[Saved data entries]
"""

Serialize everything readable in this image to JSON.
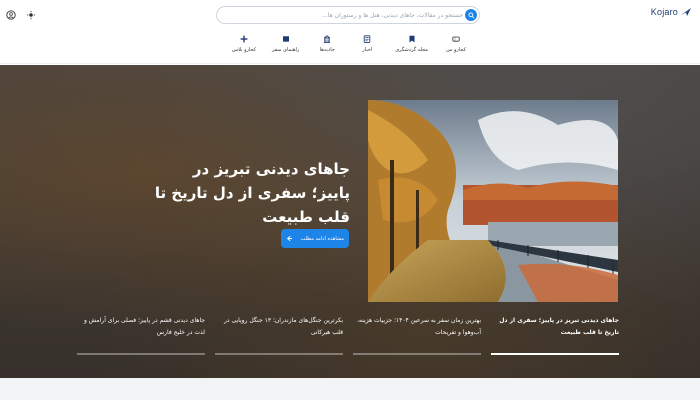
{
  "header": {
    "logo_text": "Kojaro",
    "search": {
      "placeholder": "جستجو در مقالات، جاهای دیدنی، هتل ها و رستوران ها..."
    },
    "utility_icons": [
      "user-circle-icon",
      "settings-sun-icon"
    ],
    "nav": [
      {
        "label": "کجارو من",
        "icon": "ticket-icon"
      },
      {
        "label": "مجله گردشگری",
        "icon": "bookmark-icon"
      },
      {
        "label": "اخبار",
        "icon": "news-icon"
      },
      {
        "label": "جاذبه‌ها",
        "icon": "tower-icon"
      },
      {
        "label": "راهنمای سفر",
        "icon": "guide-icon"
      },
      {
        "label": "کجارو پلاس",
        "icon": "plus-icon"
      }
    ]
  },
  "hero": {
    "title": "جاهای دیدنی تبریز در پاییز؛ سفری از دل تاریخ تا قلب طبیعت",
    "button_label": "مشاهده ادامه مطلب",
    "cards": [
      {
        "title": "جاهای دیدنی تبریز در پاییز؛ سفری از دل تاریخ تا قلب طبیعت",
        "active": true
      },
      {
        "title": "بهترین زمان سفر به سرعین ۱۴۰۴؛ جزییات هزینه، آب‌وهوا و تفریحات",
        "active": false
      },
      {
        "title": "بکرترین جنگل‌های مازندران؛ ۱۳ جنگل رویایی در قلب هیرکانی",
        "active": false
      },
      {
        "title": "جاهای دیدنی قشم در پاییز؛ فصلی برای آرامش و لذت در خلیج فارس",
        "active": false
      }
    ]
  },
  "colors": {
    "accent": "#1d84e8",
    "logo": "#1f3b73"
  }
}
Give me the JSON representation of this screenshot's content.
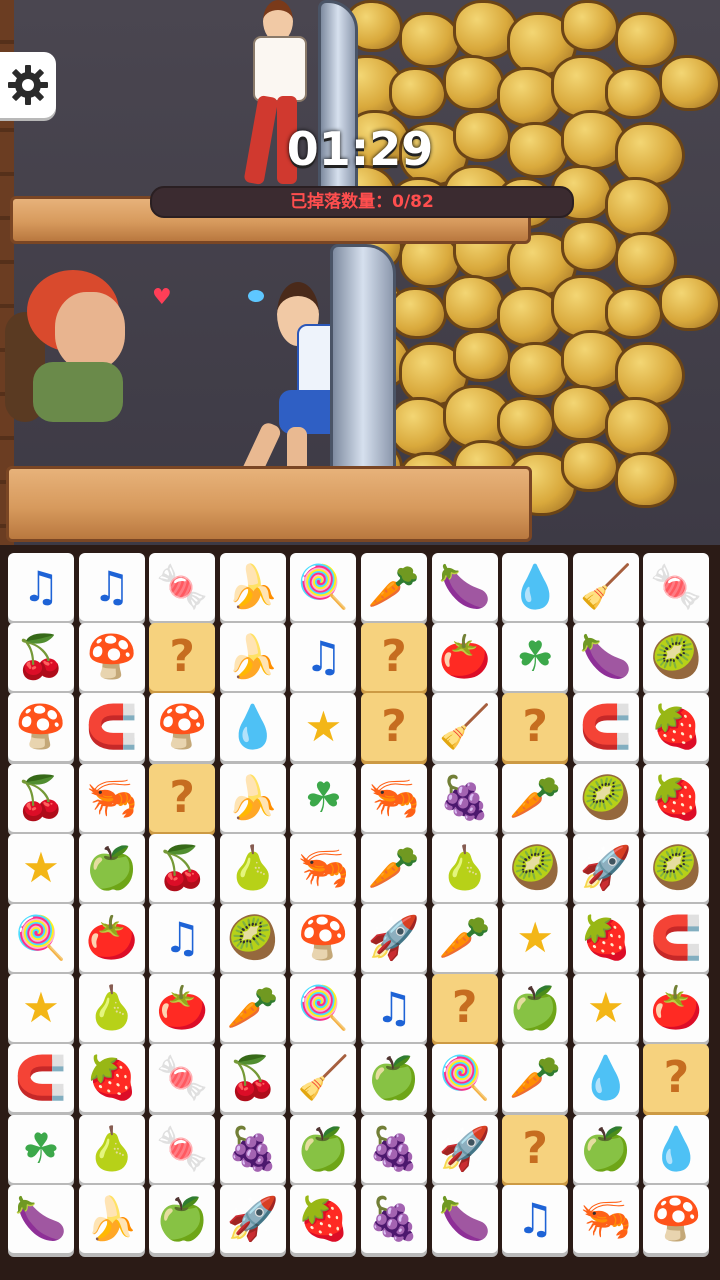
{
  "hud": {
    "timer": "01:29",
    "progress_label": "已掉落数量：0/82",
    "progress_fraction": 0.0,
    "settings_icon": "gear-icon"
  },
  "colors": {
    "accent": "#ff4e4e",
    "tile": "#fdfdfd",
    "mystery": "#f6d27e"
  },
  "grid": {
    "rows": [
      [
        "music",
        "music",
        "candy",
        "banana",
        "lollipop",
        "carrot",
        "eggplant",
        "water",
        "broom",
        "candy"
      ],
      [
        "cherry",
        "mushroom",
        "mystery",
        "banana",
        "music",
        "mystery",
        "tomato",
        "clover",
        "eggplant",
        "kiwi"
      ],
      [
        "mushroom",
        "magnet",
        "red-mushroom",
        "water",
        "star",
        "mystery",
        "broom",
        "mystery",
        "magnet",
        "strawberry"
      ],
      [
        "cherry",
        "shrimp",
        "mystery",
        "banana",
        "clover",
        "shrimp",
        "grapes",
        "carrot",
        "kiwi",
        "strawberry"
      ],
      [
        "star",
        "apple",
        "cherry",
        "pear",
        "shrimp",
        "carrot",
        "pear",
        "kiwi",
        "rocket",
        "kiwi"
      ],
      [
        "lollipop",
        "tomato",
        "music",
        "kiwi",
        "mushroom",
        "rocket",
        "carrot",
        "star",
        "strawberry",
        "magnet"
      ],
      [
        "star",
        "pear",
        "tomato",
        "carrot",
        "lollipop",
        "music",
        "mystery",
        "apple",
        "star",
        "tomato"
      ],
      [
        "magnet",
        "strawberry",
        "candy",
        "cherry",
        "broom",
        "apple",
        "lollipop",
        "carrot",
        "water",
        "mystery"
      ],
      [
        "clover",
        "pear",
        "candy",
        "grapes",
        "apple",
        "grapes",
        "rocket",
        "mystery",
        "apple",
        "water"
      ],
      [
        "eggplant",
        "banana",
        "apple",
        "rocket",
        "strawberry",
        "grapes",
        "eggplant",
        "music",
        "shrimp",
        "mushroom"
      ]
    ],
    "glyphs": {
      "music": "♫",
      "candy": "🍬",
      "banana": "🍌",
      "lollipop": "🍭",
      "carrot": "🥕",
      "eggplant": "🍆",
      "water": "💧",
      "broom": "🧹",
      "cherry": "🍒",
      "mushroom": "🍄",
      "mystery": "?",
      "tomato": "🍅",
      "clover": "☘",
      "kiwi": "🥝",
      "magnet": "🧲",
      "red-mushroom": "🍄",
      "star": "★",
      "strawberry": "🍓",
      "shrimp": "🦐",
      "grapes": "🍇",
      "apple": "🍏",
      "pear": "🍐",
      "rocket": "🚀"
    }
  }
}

"""

> _Stated exercise_:
Give an exact copy of the material, leaving out every picture.

> _Solved problem_:
Serialize everything readable in this image to JSON.
{
  "header": {
    "logo_text": "Kojaro",
    "search": {
      "placeholder": "جستجو در مقالات، جاهای دیدنی، هتل ها و رستوران ها..."
    },
    "utility_icons": [
      "user-circle-icon",
      "settings-sun-icon"
    ],
    "nav": [
      {
        "label": "کجارو من",
        "icon": "ticket-icon"
      },
      {
        "label": "مجله گردشگری",
        "icon": "bookmark-icon"
      },
      {
        "label": "اخبار",
        "icon": "news-icon"
      },
      {
        "label": "جاذبه‌ها",
        "icon": "tower-icon"
      },
      {
        "label": "راهنمای سفر",
        "icon": "guide-icon"
      },
      {
        "label": "کجارو پلاس",
        "icon": "plus-icon"
      }
    ]
  },
  "hero": {
    "title": "جاهای دیدنی تبریز در پاییز؛ سفری از دل تاریخ تا قلب طبیعت",
    "button_label": "مشاهده ادامه مطلب",
    "cards": [
      {
        "title": "جاهای دیدنی تبریز در پاییز؛ سفری از دل تاریخ تا قلب طبیعت",
        "active": true
      },
      {
        "title": "بهترین زمان سفر به سرعین ۱۴۰۴؛ جزییات هزینه، آب‌وهوا و تفریحات",
        "active": false
      },
      {
        "title": "بکرترین جنگل‌های مازندران؛ ۱۳ جنگل رویایی در قلب هیرکانی",
        "active": false
      },
      {
        "title": "جاهای دیدنی قشم در پاییز؛ فصلی برای آرامش و لذت در خلیج فارس",
        "active": false
      }
    ]
  },
  "colors": {
    "accent": "#1d84e8",
    "logo": "#1f3b73"
  }
}
Give me the JSON representation of this screenshot's content.
{
  "hud": {
    "timer": "01:29",
    "progress_label": "已掉落数量：0/82",
    "progress_fraction": 0.0,
    "settings_icon": "gear-icon"
  },
  "colors": {
    "accent": "#ff4e4e",
    "tile": "#fdfdfd",
    "mystery": "#f6d27e"
  },
  "grid": {
    "rows": [
      [
        "music",
        "music",
        "candy",
        "banana",
        "lollipop",
        "carrot",
        "eggplant",
        "water",
        "broom",
        "candy"
      ],
      [
        "cherry",
        "mushroom",
        "mystery",
        "banana",
        "music",
        "mystery",
        "tomato",
        "clover",
        "eggplant",
        "kiwi"
      ],
      [
        "mushroom",
        "magnet",
        "red-mushroom",
        "water",
        "star",
        "mystery",
        "broom",
        "mystery",
        "magnet",
        "strawberry"
      ],
      [
        "cherry",
        "shrimp",
        "mystery",
        "banana",
        "clover",
        "shrimp",
        "grapes",
        "carrot",
        "kiwi",
        "strawberry"
      ],
      [
        "star",
        "apple",
        "cherry",
        "pear",
        "shrimp",
        "carrot",
        "pear",
        "kiwi",
        "rocket",
        "kiwi"
      ],
      [
        "lollipop",
        "tomato",
        "music",
        "kiwi",
        "mushroom",
        "rocket",
        "carrot",
        "star",
        "strawberry",
        "magnet"
      ],
      [
        "star",
        "pear",
        "tomato",
        "carrot",
        "lollipop",
        "music",
        "mystery",
        "apple",
        "star",
        "tomato"
      ],
      [
        "magnet",
        "strawberry",
        "candy",
        "cherry",
        "broom",
        "apple",
        "lollipop",
        "carrot",
        "water",
        "mystery"
      ],
      [
        "clover",
        "pear",
        "candy",
        "grapes",
        "apple",
        "grapes",
        "rocket",
        "mystery",
        "apple",
        "water"
      ],
      [
        "eggplant",
        "banana",
        "apple",
        "rocket",
        "strawberry",
        "grapes",
        "eggplant",
        "music",
        "shrimp",
        "mushroom"
      ]
    ],
    "glyphs": {
      "music": "♫",
      "candy": "🍬",
      "banana": "🍌",
      "lollipop": "🍭",
      "carrot": "🥕",
      "eggplant": "🍆",
      "water": "💧",
      "broom": "🧹",
      "cherry": "🍒",
      "mushroom": "🍄",
      "mystery": "?",
      "tomato": "🍅",
      "clover": "☘",
      "kiwi": "🥝",
      "magnet": "🧲",
      "red-mushroom": "🍄",
      "star": "★",
      "strawberry": "🍓",
      "shrimp": "🦐",
      "grapes": "🍇",
      "apple": "🍏",
      "pear": "🍐",
      "rocket": "🚀"
    }
  }
}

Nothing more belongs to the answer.